Will you output the entries below exactly, skipping every image they contain?

MATERIAL FOR THIS EXERCISE —
--*--

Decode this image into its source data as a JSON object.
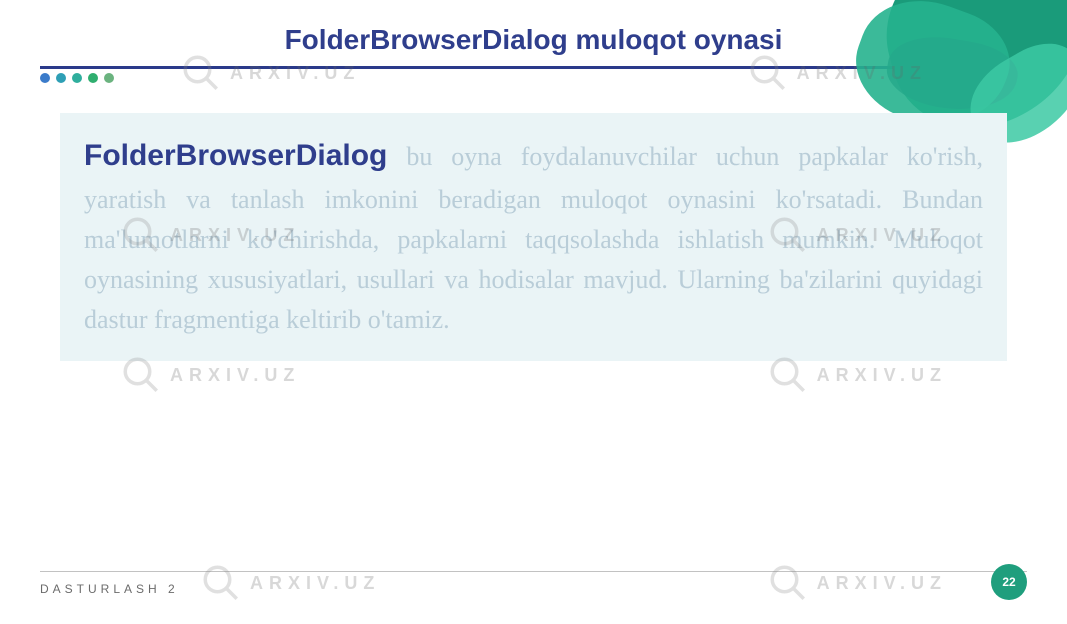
{
  "title": "FolderBrowserDialog muloqot oynasi",
  "content": {
    "lead": "FolderBrowserDialog",
    "body": " bu oyna foydalanuvchilar uchun papkalar ko'rish, yaratish va tanlash imkonini beradigan muloqot oynasini ko'rsatadi. Bundan ma'lumotlarni ko'chirishda, papkalarni taqqsolashda ishlatish mumkin. Muloqot oynasining xususiyatlari, usullari va hodisalar mavjud. Ularning ba'zilarini quyidagi dastur fragmentiga keltirib o'tamiz."
  },
  "footer_text": "DASTURLASH 2",
  "page_number": "22",
  "watermark_text": "ARXIV.UZ",
  "dot_colors": [
    "#3b7bca",
    "#2e9fb5",
    "#2fae9d",
    "#2fae6f",
    "#6bb37f"
  ]
}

--*--

RESPONSE TO THE TASK —
Decode this image into its source data as a JSON object.
{
  "title": "FolderBrowserDialog muloqot oynasi",
  "content": {
    "lead": "FolderBrowserDialog",
    "body": " bu oyna foydalanuvchilar uchun papkalar ko'rish, yaratish va tanlash imkonini beradigan muloqot oynasini ko'rsatadi. Bundan ma'lumotlarni ko'chirishda, papkalarni taqqsolashda ishlatish mumkin. Muloqot oynasining xususiyatlari, usullari va hodisalar mavjud. Ularning ba'zilarini quyidagi dastur fragmentiga keltirib o'tamiz."
  },
  "footer_text": "DASTURLASH 2",
  "page_number": "22",
  "watermark_text": "ARXIV.UZ",
  "dot_colors": [
    "#3b7bca",
    "#2e9fb5",
    "#2fae9d",
    "#2fae6f",
    "#6bb37f"
  ]
}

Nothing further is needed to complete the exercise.